- Exercise -
Copy out the following material line for line, with no changes, and leave out the pictures.

- Material -
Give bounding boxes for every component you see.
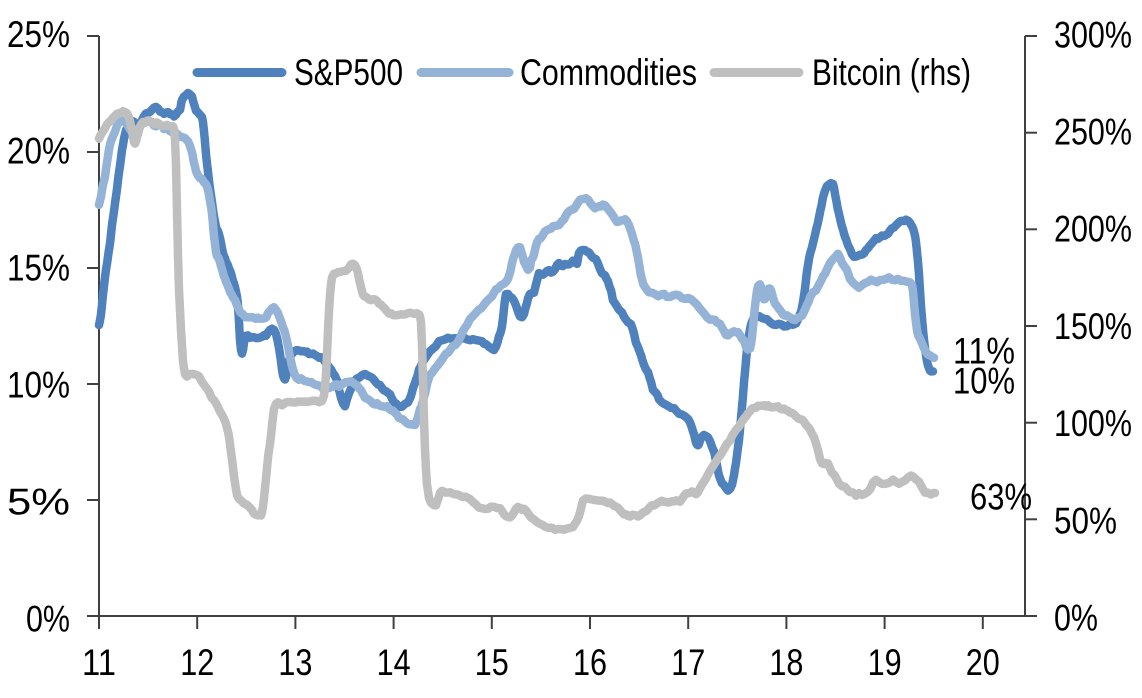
svg-text:11%: 11% [953, 331, 1015, 372]
svg-text:10%: 10% [953, 361, 1015, 402]
svg-text:12: 12 [180, 642, 214, 683]
svg-text:13: 13 [278, 642, 312, 683]
svg-text:25%: 25% [7, 14, 70, 55]
svg-text:19: 19 [868, 642, 902, 683]
svg-text:63%: 63% [970, 477, 1032, 518]
svg-text:50%: 50% [1054, 500, 1117, 541]
svg-text:0%: 0% [1054, 598, 1098, 639]
svg-text:300%: 300% [1054, 14, 1132, 55]
svg-text:150%: 150% [1054, 306, 1132, 347]
svg-text:18: 18 [769, 642, 803, 683]
svg-text:250%: 250% [1054, 112, 1132, 153]
svg-text:5%: 5% [7, 481, 70, 522]
svg-text:15%: 15% [7, 248, 70, 289]
svg-text:Bitcoin (rhs): Bitcoin (rhs) [812, 52, 971, 93]
svg-text:15: 15 [475, 642, 509, 683]
svg-text:100%: 100% [1054, 403, 1132, 444]
svg-text:20%: 20% [7, 131, 70, 172]
svg-text:11: 11 [82, 642, 116, 683]
svg-text:16: 16 [573, 642, 607, 683]
svg-text:17: 17 [671, 642, 705, 683]
svg-text:0%: 0% [26, 598, 70, 639]
svg-text:200%: 200% [1054, 209, 1132, 250]
svg-text:Commodities: Commodities [520, 52, 697, 93]
svg-text:S&P500: S&P500 [294, 52, 403, 93]
svg-text:10%: 10% [7, 365, 70, 406]
svg-text:20: 20 [966, 642, 1000, 683]
svg-text:14: 14 [377, 642, 411, 683]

- Exercise solution -
Give bounding boxes for every component you see.
svg-text:11%: 11% [953, 331, 1015, 372]
svg-text:10%: 10% [953, 361, 1015, 402]
svg-text:12: 12 [180, 642, 214, 683]
svg-text:13: 13 [278, 642, 312, 683]
svg-text:25%: 25% [7, 14, 70, 55]
svg-text:19: 19 [868, 642, 902, 683]
svg-text:63%: 63% [970, 477, 1032, 518]
svg-text:50%: 50% [1054, 500, 1117, 541]
svg-text:0%: 0% [1054, 598, 1098, 639]
svg-text:300%: 300% [1054, 14, 1132, 55]
svg-text:150%: 150% [1054, 306, 1132, 347]
svg-text:18: 18 [769, 642, 803, 683]
svg-text:250%: 250% [1054, 112, 1132, 153]
svg-text:5%: 5% [7, 481, 70, 522]
svg-text:15%: 15% [7, 248, 70, 289]
svg-text:Bitcoin (rhs): Bitcoin (rhs) [812, 52, 971, 93]
svg-text:15: 15 [475, 642, 509, 683]
svg-text:100%: 100% [1054, 403, 1132, 444]
svg-text:20%: 20% [7, 131, 70, 172]
svg-text:11: 11 [82, 642, 116, 683]
svg-text:16: 16 [573, 642, 607, 683]
svg-text:17: 17 [671, 642, 705, 683]
svg-text:0%: 0% [26, 598, 70, 639]
svg-text:200%: 200% [1054, 209, 1132, 250]
svg-text:Commodities: Commodities [520, 52, 697, 93]
svg-text:S&P500: S&P500 [294, 52, 403, 93]
svg-text:10%: 10% [7, 365, 70, 406]
svg-text:20: 20 [966, 642, 1000, 683]
svg-text:14: 14 [377, 642, 411, 683]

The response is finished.